Exercise prompt
Read the listing below and copy out every line that holds "JSON".
** Begin Provided records **
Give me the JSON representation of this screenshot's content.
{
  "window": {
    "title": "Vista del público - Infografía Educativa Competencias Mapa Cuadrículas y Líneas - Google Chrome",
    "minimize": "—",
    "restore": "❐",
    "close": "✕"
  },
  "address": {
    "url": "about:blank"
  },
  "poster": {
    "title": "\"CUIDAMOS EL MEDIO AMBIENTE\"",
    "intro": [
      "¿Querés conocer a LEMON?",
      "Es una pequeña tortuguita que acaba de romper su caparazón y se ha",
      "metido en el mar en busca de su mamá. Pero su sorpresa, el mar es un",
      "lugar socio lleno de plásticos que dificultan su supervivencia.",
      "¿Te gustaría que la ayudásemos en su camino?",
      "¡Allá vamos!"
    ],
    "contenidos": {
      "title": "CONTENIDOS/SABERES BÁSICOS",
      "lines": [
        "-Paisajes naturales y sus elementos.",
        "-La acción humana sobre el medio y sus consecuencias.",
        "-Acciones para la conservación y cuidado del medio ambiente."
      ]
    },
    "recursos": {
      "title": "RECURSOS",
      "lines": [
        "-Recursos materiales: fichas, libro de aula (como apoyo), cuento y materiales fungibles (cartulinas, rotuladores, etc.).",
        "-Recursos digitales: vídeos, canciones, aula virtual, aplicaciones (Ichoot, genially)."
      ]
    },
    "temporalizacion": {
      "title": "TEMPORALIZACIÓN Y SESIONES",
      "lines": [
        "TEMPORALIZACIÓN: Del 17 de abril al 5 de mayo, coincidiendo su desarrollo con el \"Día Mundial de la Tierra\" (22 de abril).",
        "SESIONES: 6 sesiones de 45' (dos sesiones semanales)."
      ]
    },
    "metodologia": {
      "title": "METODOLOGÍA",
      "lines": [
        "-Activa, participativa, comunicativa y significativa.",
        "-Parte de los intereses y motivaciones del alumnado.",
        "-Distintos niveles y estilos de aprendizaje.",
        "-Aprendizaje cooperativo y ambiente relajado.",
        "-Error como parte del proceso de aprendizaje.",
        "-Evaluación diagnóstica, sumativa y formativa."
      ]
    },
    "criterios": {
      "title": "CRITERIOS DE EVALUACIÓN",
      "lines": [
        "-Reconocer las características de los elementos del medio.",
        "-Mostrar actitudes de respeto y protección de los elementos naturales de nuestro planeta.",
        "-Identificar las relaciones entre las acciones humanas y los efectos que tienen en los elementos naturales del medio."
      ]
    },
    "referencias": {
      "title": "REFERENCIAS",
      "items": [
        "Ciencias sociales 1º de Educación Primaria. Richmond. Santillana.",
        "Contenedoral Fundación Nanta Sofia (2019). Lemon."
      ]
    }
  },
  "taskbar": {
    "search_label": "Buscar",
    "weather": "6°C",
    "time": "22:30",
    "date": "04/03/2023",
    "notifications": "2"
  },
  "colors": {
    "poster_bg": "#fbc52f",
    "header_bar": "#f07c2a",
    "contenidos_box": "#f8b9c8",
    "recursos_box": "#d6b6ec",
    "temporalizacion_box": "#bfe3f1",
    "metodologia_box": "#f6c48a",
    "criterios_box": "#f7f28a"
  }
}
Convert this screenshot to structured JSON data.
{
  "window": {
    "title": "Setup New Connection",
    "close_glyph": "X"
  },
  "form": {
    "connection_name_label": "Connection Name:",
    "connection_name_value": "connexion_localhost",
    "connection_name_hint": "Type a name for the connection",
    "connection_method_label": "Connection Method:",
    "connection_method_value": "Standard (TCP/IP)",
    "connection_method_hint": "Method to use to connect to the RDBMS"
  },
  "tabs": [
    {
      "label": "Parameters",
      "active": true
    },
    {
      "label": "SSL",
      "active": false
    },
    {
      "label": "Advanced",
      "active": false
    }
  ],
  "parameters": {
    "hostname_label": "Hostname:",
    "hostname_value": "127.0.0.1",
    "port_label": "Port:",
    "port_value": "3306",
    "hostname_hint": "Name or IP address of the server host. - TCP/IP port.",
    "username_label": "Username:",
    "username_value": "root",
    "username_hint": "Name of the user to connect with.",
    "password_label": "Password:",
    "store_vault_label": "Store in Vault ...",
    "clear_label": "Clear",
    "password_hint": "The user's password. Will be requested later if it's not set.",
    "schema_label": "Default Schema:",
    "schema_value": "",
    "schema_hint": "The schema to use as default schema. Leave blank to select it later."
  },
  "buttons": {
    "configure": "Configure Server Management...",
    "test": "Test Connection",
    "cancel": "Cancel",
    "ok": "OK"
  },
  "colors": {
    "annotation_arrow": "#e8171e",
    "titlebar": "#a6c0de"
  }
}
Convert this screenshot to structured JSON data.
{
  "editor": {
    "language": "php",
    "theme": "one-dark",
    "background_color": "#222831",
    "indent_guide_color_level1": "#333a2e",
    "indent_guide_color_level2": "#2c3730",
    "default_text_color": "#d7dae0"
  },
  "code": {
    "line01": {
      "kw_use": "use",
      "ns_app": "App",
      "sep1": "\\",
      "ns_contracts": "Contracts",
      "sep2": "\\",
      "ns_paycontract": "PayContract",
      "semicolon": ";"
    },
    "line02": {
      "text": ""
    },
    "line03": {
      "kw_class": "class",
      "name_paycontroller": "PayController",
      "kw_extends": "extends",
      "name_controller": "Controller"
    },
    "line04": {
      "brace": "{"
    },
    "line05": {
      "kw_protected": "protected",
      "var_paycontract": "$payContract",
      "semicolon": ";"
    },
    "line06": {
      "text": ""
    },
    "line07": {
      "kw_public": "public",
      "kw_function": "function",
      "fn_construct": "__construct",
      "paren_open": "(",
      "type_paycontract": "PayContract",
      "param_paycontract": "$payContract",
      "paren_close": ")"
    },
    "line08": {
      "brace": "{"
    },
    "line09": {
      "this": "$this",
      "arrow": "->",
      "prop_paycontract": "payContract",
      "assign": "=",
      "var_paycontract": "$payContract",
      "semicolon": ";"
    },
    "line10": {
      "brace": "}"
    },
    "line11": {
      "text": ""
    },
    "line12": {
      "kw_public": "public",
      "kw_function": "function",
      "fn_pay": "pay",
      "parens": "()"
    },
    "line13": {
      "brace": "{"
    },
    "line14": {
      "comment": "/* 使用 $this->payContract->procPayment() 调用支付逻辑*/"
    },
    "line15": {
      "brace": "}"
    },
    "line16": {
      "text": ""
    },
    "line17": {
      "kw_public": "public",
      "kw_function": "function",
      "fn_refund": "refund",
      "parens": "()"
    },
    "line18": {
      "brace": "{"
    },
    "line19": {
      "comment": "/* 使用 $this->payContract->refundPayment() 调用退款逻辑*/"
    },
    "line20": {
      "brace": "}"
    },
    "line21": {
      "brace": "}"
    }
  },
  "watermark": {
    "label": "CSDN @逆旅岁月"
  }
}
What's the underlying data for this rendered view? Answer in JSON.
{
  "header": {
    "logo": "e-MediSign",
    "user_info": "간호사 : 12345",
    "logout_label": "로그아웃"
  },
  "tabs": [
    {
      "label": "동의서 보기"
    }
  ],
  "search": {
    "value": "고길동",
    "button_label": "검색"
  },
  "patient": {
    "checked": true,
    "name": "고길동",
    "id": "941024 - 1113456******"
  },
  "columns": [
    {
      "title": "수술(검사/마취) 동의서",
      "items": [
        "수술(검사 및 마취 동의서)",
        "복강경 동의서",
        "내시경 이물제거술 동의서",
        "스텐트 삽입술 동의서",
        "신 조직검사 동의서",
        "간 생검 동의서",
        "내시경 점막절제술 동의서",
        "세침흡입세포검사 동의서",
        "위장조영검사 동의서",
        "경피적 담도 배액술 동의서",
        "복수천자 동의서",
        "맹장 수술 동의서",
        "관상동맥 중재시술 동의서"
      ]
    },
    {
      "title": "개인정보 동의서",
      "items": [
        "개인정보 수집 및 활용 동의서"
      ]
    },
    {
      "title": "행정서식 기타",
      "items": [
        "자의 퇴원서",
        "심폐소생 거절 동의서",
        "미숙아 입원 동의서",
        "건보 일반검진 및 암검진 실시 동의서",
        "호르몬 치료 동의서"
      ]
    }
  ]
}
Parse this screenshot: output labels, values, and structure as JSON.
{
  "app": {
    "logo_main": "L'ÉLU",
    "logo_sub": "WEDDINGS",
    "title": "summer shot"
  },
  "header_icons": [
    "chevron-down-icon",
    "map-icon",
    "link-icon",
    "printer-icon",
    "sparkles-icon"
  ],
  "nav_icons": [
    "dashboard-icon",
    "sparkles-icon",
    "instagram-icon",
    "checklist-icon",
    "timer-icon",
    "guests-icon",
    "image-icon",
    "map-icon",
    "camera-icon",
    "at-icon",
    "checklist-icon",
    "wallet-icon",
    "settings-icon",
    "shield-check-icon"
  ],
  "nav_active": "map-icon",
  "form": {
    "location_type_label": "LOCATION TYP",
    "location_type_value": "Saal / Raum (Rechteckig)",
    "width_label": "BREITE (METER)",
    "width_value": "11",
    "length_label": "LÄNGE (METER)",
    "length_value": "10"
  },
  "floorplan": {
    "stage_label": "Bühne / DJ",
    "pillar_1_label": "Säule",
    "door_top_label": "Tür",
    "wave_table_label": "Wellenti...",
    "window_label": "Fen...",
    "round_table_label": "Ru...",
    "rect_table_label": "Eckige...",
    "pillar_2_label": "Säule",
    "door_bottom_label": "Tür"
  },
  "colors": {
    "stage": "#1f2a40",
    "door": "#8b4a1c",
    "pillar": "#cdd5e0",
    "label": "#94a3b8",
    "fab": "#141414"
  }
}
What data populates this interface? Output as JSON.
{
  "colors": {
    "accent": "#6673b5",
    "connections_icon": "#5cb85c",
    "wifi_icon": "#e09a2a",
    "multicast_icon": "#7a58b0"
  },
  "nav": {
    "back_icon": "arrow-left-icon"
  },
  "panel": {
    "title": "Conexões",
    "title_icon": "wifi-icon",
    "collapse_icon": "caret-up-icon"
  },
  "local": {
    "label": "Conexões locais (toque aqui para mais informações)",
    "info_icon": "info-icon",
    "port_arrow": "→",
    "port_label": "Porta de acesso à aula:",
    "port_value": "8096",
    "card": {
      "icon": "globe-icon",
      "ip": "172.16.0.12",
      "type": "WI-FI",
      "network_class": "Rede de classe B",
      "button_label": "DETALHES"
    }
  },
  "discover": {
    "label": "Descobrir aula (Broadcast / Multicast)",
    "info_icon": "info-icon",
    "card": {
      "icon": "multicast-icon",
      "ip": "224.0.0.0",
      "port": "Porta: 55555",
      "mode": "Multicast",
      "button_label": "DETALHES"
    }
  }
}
** End Provided records **
Result of the exercise
Give me the JSON representation of this screenshot's content.
Convert this screenshot to structured JSON data.
Convert this screenshot to structured JSON data.
What's the underlying data for this rendered view? Answer in JSON.
Parse this screenshot: output labels, values, and structure as JSON.
What data populates this interface? Output as JSON.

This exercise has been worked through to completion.